### WHAT TO PRODUCE
List every line in this data where the string "Gantt" occurs.

### MATERIAL FOR THIS TASK
━━━━━━━━━━━━━━━━━━━━━━━━━━━━━━

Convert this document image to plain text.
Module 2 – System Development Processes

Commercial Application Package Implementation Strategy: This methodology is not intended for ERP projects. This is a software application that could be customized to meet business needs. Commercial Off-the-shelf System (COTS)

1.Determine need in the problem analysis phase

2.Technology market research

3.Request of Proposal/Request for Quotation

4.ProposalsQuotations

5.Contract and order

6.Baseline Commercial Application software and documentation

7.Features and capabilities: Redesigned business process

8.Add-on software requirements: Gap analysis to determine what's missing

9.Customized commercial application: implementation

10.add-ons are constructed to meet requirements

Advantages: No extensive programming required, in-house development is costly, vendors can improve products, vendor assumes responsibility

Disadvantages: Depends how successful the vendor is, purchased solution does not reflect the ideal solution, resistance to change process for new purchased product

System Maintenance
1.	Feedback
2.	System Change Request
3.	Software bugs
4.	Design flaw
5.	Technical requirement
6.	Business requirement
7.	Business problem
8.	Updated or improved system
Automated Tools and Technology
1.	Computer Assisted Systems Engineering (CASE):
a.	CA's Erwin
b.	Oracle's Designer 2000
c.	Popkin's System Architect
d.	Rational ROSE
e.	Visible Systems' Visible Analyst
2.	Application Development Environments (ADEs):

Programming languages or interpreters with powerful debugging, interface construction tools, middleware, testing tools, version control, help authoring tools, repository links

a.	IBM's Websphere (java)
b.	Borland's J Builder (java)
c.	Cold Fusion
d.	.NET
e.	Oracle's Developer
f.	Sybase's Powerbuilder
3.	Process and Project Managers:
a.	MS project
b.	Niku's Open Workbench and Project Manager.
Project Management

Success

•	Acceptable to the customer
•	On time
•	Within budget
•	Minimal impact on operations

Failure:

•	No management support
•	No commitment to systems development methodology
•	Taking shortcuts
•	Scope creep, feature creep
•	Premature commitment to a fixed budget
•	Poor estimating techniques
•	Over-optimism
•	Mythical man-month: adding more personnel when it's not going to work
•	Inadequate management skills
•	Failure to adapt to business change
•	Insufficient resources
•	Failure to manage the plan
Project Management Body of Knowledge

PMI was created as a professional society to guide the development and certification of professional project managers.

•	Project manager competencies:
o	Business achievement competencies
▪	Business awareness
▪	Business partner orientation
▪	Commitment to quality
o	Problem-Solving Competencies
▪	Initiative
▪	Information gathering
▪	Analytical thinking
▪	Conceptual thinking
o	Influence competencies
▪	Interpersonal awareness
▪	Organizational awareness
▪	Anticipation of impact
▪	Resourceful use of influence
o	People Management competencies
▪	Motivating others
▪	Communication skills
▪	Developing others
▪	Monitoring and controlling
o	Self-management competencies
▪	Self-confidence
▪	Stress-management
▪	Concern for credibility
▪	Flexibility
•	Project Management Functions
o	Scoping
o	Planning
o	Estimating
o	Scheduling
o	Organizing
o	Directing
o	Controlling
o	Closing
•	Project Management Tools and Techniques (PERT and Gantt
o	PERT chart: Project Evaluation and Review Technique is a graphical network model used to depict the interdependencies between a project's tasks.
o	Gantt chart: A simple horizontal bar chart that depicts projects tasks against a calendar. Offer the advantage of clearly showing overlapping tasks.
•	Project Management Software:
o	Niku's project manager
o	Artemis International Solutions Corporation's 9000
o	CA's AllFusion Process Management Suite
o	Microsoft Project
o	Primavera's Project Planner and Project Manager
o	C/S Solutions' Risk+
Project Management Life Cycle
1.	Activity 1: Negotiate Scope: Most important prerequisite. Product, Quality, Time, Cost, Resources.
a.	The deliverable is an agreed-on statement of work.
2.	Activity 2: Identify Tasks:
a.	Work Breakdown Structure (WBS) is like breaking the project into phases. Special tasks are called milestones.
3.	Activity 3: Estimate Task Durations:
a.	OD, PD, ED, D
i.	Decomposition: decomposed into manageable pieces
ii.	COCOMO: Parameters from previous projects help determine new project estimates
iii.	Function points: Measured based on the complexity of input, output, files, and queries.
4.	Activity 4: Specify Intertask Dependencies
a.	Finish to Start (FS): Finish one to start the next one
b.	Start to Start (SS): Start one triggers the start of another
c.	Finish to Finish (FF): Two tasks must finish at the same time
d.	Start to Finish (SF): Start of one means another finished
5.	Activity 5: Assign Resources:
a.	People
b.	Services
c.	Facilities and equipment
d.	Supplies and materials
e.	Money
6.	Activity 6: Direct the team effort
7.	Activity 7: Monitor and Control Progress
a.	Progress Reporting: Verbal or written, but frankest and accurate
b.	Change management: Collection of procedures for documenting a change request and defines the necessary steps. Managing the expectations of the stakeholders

━━━━━━━━━━━━━━━━━━━━━━━━━━━━━━

### RESPONSE TO THE EXERCISE
•	Project Management Tools and Techniques (PERT and Gantt
o	Gantt chart: A simple horizontal bar chart that depicts projects tasks against a calendar. Offer the advantage of clearly showing overlapping tasks.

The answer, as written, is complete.